**DATASET ROWS:**
___
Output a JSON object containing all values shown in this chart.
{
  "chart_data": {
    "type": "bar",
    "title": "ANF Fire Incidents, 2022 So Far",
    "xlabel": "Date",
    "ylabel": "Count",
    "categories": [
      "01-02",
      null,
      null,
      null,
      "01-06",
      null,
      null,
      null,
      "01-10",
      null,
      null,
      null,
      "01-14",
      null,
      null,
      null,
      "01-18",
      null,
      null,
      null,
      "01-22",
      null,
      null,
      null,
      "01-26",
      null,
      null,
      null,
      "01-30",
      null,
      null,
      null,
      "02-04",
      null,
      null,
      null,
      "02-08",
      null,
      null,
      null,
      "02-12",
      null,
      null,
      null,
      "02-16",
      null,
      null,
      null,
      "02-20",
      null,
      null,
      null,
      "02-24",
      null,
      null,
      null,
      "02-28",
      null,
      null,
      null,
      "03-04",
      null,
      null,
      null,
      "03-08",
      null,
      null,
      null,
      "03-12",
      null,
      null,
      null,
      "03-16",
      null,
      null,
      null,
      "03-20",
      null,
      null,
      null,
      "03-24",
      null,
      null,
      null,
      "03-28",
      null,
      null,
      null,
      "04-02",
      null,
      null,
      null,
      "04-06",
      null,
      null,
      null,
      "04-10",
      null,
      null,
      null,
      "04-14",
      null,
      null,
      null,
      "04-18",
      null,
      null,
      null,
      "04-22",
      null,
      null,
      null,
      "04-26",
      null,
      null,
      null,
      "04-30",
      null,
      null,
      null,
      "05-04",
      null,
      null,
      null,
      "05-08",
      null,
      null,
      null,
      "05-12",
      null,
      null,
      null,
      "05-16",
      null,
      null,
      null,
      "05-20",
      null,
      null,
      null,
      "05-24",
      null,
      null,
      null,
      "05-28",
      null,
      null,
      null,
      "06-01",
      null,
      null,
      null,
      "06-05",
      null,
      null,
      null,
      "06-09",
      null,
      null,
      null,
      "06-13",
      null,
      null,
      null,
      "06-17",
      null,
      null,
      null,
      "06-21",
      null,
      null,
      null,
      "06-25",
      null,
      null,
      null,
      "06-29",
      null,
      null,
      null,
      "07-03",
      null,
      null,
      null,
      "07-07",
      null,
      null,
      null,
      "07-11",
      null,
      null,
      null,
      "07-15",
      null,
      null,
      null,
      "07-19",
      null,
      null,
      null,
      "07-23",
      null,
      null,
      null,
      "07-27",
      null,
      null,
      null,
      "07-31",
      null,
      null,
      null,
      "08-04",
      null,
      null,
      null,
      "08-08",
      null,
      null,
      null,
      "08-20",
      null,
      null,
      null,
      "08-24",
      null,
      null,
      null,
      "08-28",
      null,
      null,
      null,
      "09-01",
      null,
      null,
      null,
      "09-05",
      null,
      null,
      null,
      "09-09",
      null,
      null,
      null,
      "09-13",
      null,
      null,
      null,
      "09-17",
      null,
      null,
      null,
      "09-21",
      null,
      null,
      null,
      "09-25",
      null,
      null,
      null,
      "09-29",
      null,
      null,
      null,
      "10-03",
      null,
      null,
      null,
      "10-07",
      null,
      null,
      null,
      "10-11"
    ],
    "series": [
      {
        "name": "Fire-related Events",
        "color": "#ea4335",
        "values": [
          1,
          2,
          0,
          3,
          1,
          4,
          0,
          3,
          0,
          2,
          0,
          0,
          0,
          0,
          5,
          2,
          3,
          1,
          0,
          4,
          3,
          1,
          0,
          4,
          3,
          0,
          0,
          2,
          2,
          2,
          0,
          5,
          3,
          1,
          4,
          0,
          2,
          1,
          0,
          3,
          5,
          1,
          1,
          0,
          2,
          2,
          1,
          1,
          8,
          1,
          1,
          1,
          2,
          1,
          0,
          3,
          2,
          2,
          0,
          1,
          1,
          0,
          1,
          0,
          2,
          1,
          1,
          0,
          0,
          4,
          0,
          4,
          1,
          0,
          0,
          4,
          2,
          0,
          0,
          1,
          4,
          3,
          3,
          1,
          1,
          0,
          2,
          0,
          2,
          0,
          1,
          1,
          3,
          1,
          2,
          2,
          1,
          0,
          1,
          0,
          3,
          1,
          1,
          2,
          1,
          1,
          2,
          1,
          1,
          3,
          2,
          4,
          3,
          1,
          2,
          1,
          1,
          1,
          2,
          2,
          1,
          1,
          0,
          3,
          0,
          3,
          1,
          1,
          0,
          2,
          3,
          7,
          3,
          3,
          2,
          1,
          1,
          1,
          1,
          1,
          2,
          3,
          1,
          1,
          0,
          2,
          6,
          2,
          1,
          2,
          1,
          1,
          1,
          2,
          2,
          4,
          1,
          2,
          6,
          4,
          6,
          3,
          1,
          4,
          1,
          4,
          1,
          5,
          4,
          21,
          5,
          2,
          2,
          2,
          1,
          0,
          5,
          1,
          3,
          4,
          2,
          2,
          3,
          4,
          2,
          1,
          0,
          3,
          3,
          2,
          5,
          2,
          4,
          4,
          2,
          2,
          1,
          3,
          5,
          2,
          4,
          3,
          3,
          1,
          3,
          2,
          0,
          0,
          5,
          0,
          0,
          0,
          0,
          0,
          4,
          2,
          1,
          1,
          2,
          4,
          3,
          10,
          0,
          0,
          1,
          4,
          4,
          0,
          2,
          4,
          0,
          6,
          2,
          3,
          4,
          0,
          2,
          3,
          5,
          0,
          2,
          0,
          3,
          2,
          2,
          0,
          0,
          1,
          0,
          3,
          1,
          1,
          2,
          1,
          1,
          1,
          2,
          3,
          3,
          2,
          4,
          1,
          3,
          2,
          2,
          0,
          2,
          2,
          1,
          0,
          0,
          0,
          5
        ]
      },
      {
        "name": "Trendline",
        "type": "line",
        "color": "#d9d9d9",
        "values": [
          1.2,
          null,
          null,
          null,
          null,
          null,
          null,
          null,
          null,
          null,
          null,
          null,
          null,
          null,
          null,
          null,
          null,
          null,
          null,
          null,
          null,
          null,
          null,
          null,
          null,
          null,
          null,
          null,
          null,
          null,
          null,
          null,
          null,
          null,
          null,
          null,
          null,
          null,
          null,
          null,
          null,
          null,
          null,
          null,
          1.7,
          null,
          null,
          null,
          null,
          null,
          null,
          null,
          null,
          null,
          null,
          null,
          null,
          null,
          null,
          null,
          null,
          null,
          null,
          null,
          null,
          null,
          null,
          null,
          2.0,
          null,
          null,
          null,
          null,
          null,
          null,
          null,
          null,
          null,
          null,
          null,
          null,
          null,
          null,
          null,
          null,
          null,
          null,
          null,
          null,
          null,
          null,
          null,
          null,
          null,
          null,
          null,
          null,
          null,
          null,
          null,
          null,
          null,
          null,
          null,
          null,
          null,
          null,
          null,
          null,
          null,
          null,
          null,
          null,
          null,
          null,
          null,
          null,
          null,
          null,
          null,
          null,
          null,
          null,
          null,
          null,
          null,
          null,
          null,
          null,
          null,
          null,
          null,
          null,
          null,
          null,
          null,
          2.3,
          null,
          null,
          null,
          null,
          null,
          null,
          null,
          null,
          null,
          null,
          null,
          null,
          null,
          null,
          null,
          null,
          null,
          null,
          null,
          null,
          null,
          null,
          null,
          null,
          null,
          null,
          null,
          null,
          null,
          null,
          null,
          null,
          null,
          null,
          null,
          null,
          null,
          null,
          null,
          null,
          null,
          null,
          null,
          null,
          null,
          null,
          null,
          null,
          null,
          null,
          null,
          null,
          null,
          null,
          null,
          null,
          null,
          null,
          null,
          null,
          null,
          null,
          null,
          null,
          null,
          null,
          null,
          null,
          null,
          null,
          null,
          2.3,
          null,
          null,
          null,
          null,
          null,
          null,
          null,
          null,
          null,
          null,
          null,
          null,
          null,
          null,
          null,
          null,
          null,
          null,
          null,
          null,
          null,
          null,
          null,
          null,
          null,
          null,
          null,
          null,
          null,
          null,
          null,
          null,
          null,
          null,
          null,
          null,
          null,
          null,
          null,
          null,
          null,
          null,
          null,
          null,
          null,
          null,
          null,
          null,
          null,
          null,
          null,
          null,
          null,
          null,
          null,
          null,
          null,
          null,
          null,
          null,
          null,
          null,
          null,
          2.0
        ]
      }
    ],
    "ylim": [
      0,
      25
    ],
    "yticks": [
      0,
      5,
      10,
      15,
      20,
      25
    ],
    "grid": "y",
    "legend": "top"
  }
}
___
**WHAT YOU NEED TO DO:**
Find the string "Fire" in the entries above and return each line that holds it.

**WORKED ANSWER:**
    "title": "ANF Fire Incidents, 2022 So Far",
        "name": "Fire-related Events",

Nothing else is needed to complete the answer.